**Problem details**
Identify the lines holding "screenshot" and copy them.

** Start Material **

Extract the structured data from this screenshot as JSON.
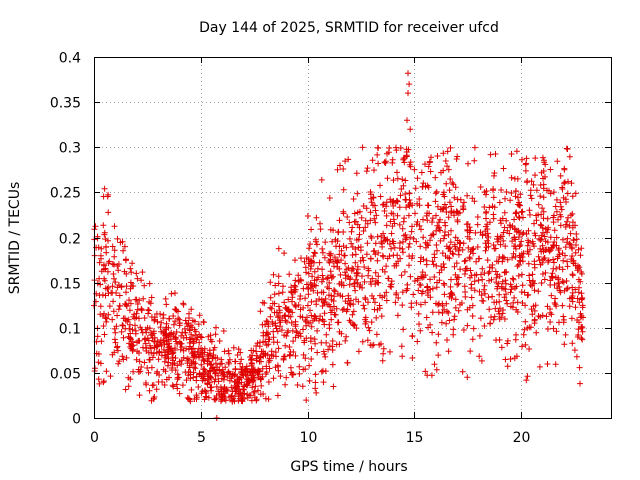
{
  "chart_data": {
    "type": "scatter",
    "title": "Day 144 of 2025, SRMTID for receiver ufcd",
    "xlabel": "GPS time / hours",
    "ylabel": "SRMTID / TECUs",
    "xlim": [
      0,
      24.2
    ],
    "ylim": [
      0,
      0.4
    ],
    "xticks": [
      0,
      5,
      10,
      15,
      20
    ],
    "xtick_labels": [
      "0",
      "5",
      "10",
      "15",
      "20"
    ],
    "yticks": [
      0,
      0.05,
      0.1,
      0.15,
      0.2,
      0.25,
      0.3,
      0.35,
      0.4
    ],
    "ytick_labels": [
      "0",
      "0.05",
      "0.1",
      "0.15",
      "0.2",
      "0.25",
      "0.3",
      "0.35",
      "0.4"
    ],
    "grid": true,
    "marker": "plus",
    "color": "#e00000",
    "series": [
      {
        "name": "SRMTID",
        "trend": {
          "x": [
            0,
            0.5,
            1,
            1.5,
            2,
            2.5,
            3,
            3.5,
            4,
            4.5,
            5,
            5.5,
            6,
            6.5,
            7,
            7.5,
            8,
            8.5,
            9,
            9.5,
            10,
            10.5,
            11,
            11.5,
            12,
            12.5,
            13,
            13.5,
            14,
            14.5,
            15,
            15.5,
            16,
            16.5,
            17,
            17.5,
            18,
            18.5,
            19,
            19.5,
            20,
            20.5,
            21,
            21.5,
            22,
            22.5,
            22.9
          ],
          "y": [
            0.15,
            0.16,
            0.14,
            0.12,
            0.1,
            0.09,
            0.085,
            0.08,
            0.075,
            0.07,
            0.065,
            0.055,
            0.045,
            0.04,
            0.04,
            0.05,
            0.075,
            0.1,
            0.11,
            0.12,
            0.13,
            0.15,
            0.14,
            0.15,
            0.16,
            0.17,
            0.18,
            0.19,
            0.19,
            0.21,
            0.2,
            0.19,
            0.18,
            0.19,
            0.17,
            0.18,
            0.17,
            0.18,
            0.17,
            0.18,
            0.19,
            0.18,
            0.19,
            0.18,
            0.2,
            0.17,
            0.11
          ]
        },
        "peaks": [
          {
            "x": 14.7,
            "y": 0.382
          },
          {
            "x": 14.75,
            "y": 0.37
          },
          {
            "x": 14.7,
            "y": 0.36
          },
          {
            "x": 14.65,
            "y": 0.33
          },
          {
            "x": 14.8,
            "y": 0.32
          },
          {
            "x": 5.75,
            "y": 0.0
          },
          {
            "x": 17.8,
            "y": 0.285
          },
          {
            "x": 11.4,
            "y": 0.275
          },
          {
            "x": 19.7,
            "y": 0.265
          },
          {
            "x": 22.0,
            "y": 0.26
          }
        ]
      }
    ]
  }
}
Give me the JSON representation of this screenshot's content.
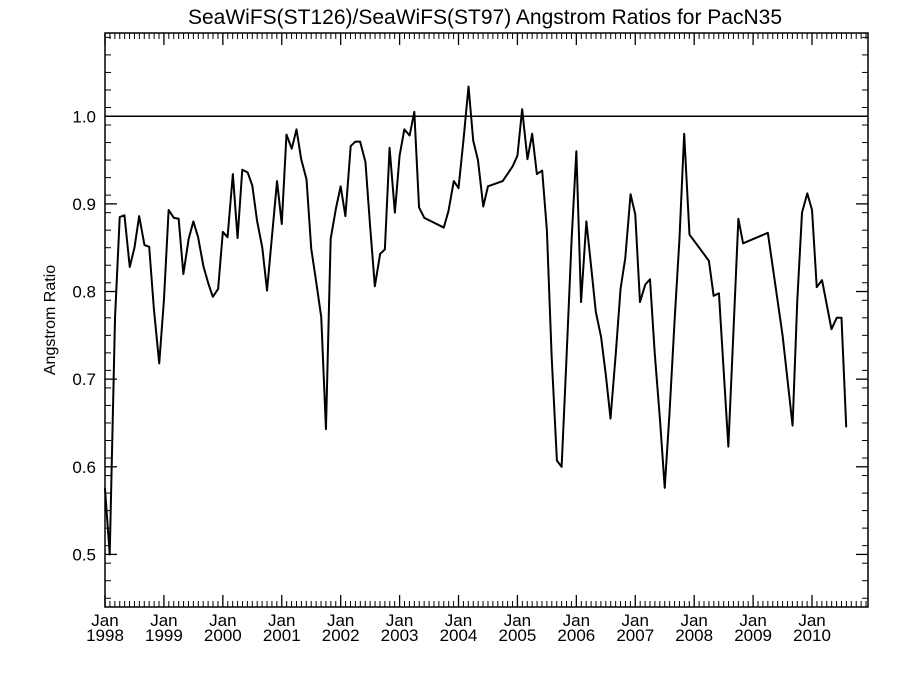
{
  "chart_data": {
    "type": "line",
    "title": "SeaWiFS(ST126)/SeaWiFS(ST97)  Angstrom Ratios for PacN35",
    "ylabel": "Angstrom Ratio",
    "xlabel": "",
    "x_range": [
      1998.0,
      2010.95
    ],
    "y_range": [
      0.44,
      1.095
    ],
    "y_ticks": [
      "0.5",
      "0.6",
      "0.7",
      "0.8",
      "0.9",
      "1.0"
    ],
    "y_tick_values": [
      0.5,
      0.6,
      0.7,
      0.8,
      0.9,
      1.0
    ],
    "x_ticks": [
      {
        "value": 1998,
        "month": "Jan",
        "year": "1998"
      },
      {
        "value": 1999,
        "month": "Jan",
        "year": "1999"
      },
      {
        "value": 2000,
        "month": "Jan",
        "year": "2000"
      },
      {
        "value": 2001,
        "month": "Jan",
        "year": "2001"
      },
      {
        "value": 2002,
        "month": "Jan",
        "year": "2002"
      },
      {
        "value": 2003,
        "month": "Jan",
        "year": "2003"
      },
      {
        "value": 2004,
        "month": "Jan",
        "year": "2004"
      },
      {
        "value": 2005,
        "month": "Jan",
        "year": "2005"
      },
      {
        "value": 2006,
        "month": "Jan",
        "year": "2006"
      },
      {
        "value": 2007,
        "month": "Jan",
        "year": "2007"
      },
      {
        "value": 2008,
        "month": "Jan",
        "year": "2008"
      },
      {
        "value": 2009,
        "month": "Jan",
        "year": "2009"
      },
      {
        "value": 2010,
        "month": "Jan",
        "year": "2010"
      }
    ],
    "reference_line": 1.0,
    "grid": false,
    "series": [
      {
        "points": [
          [
            1998.0,
            0.575
          ],
          [
            1998.08,
            0.5
          ],
          [
            1998.17,
            0.77
          ],
          [
            1998.25,
            0.885
          ],
          [
            1998.33,
            0.887
          ],
          [
            1998.42,
            0.828
          ],
          [
            1998.5,
            0.85
          ],
          [
            1998.58,
            0.886
          ],
          [
            1998.67,
            0.853
          ],
          [
            1998.75,
            0.851
          ],
          [
            1998.83,
            0.78
          ],
          [
            1998.92,
            0.718
          ],
          [
            1999.0,
            0.79
          ],
          [
            1999.08,
            0.893
          ],
          [
            1999.17,
            0.884
          ],
          [
            1999.25,
            0.883
          ],
          [
            1999.33,
            0.82
          ],
          [
            1999.42,
            0.86
          ],
          [
            1999.5,
            0.88
          ],
          [
            1999.58,
            0.862
          ],
          [
            1999.67,
            0.829
          ],
          [
            1999.75,
            0.81
          ],
          [
            1999.83,
            0.794
          ],
          [
            1999.92,
            0.803
          ],
          [
            2000.0,
            0.868
          ],
          [
            2000.08,
            0.862
          ],
          [
            2000.17,
            0.934
          ],
          [
            2000.25,
            0.861
          ],
          [
            2000.33,
            0.939
          ],
          [
            2000.42,
            0.936
          ],
          [
            2000.5,
            0.921
          ],
          [
            2000.58,
            0.881
          ],
          [
            2000.67,
            0.85
          ],
          [
            2000.75,
            0.801
          ],
          [
            2000.83,
            0.86
          ],
          [
            2000.92,
            0.926
          ],
          [
            2001.0,
            0.877
          ],
          [
            2001.08,
            0.979
          ],
          [
            2001.17,
            0.963
          ],
          [
            2001.25,
            0.985
          ],
          [
            2001.33,
            0.951
          ],
          [
            2001.42,
            0.928
          ],
          [
            2001.5,
            0.849
          ],
          [
            2001.58,
            0.813
          ],
          [
            2001.67,
            0.771
          ],
          [
            2001.75,
            0.643
          ],
          [
            2001.83,
            0.86
          ],
          [
            2001.92,
            0.895
          ],
          [
            2002.0,
            0.92
          ],
          [
            2002.08,
            0.886
          ],
          [
            2002.17,
            0.966
          ],
          [
            2002.25,
            0.971
          ],
          [
            2002.33,
            0.971
          ],
          [
            2002.42,
            0.948
          ],
          [
            2002.5,
            0.874
          ],
          [
            2002.58,
            0.806
          ],
          [
            2002.67,
            0.843
          ],
          [
            2002.75,
            0.848
          ],
          [
            2002.83,
            0.964
          ],
          [
            2002.92,
            0.89
          ],
          [
            2003.0,
            0.955
          ],
          [
            2003.08,
            0.985
          ],
          [
            2003.17,
            0.978
          ],
          [
            2003.25,
            1.005
          ],
          [
            2003.33,
            0.896
          ],
          [
            2003.42,
            0.884
          ],
          [
            2003.75,
            0.873
          ],
          [
            2003.83,
            0.892
          ],
          [
            2003.92,
            0.926
          ],
          [
            2004.0,
            0.918
          ],
          [
            2004.08,
            0.97
          ],
          [
            2004.17,
            1.034
          ],
          [
            2004.25,
            0.972
          ],
          [
            2004.33,
            0.95
          ],
          [
            2004.42,
            0.897
          ],
          [
            2004.5,
            0.92
          ],
          [
            2004.75,
            0.926
          ],
          [
            2004.92,
            0.943
          ],
          [
            2005.0,
            0.955
          ],
          [
            2005.08,
            1.008
          ],
          [
            2005.17,
            0.951
          ],
          [
            2005.25,
            0.98
          ],
          [
            2005.33,
            0.934
          ],
          [
            2005.42,
            0.938
          ],
          [
            2005.5,
            0.87
          ],
          [
            2005.58,
            0.727
          ],
          [
            2005.67,
            0.607
          ],
          [
            2005.75,
            0.6
          ],
          [
            2005.83,
            0.72
          ],
          [
            2005.92,
            0.86
          ],
          [
            2006.0,
            0.96
          ],
          [
            2006.08,
            0.788
          ],
          [
            2006.17,
            0.88
          ],
          [
            2006.25,
            0.829
          ],
          [
            2006.33,
            0.777
          ],
          [
            2006.42,
            0.748
          ],
          [
            2006.5,
            0.705
          ],
          [
            2006.58,
            0.655
          ],
          [
            2006.67,
            0.73
          ],
          [
            2006.75,
            0.803
          ],
          [
            2006.83,
            0.838
          ],
          [
            2006.92,
            0.911
          ],
          [
            2007.0,
            0.888
          ],
          [
            2007.08,
            0.788
          ],
          [
            2007.17,
            0.808
          ],
          [
            2007.25,
            0.814
          ],
          [
            2007.33,
            0.73
          ],
          [
            2007.42,
            0.653
          ],
          [
            2007.5,
            0.576
          ],
          [
            2007.58,
            0.66
          ],
          [
            2007.67,
            0.77
          ],
          [
            2007.75,
            0.86
          ],
          [
            2007.83,
            0.98
          ],
          [
            2007.92,
            0.865
          ],
          [
            2008.25,
            0.835
          ],
          [
            2008.33,
            0.795
          ],
          [
            2008.42,
            0.798
          ],
          [
            2008.5,
            0.71
          ],
          [
            2008.58,
            0.623
          ],
          [
            2008.67,
            0.76
          ],
          [
            2008.75,
            0.883
          ],
          [
            2008.83,
            0.855
          ],
          [
            2009.25,
            0.867
          ],
          [
            2009.5,
            0.75
          ],
          [
            2009.67,
            0.647
          ],
          [
            2009.75,
            0.79
          ],
          [
            2009.83,
            0.89
          ],
          [
            2009.92,
            0.912
          ],
          [
            2010.0,
            0.893
          ],
          [
            2010.08,
            0.805
          ],
          [
            2010.17,
            0.813
          ],
          [
            2010.25,
            0.785
          ],
          [
            2010.33,
            0.757
          ],
          [
            2010.42,
            0.77
          ],
          [
            2010.5,
            0.77
          ],
          [
            2010.58,
            0.646
          ]
        ]
      }
    ]
  }
}
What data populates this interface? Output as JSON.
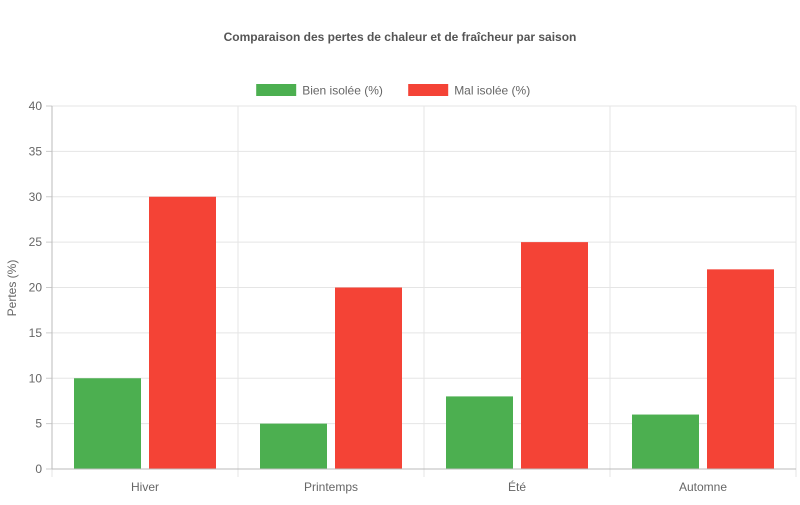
{
  "chart_data": {
    "type": "bar",
    "title": "Comparaison des pertes de chaleur et de fraîcheur par saison",
    "xlabel": "",
    "ylabel": "Pertes (%)",
    "categories": [
      "Hiver",
      "Printemps",
      "Été",
      "Automne"
    ],
    "ylim": [
      0,
      40
    ],
    "yticks": [
      0,
      5,
      10,
      15,
      20,
      25,
      30,
      35,
      40
    ],
    "grid": true,
    "legend_position": "top-center",
    "series": [
      {
        "name": "Bien isolée (%)",
        "color": "#4caf50",
        "values": [
          10,
          5,
          8,
          6
        ]
      },
      {
        "name": "Mal isolée (%)",
        "color": "#f44336",
        "values": [
          30,
          20,
          25,
          22
        ]
      }
    ]
  }
}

** End Material **

**Complete output**
Extract the structured data from this screenshot as JSON.
Give me the JSON representation of this screenshot's content.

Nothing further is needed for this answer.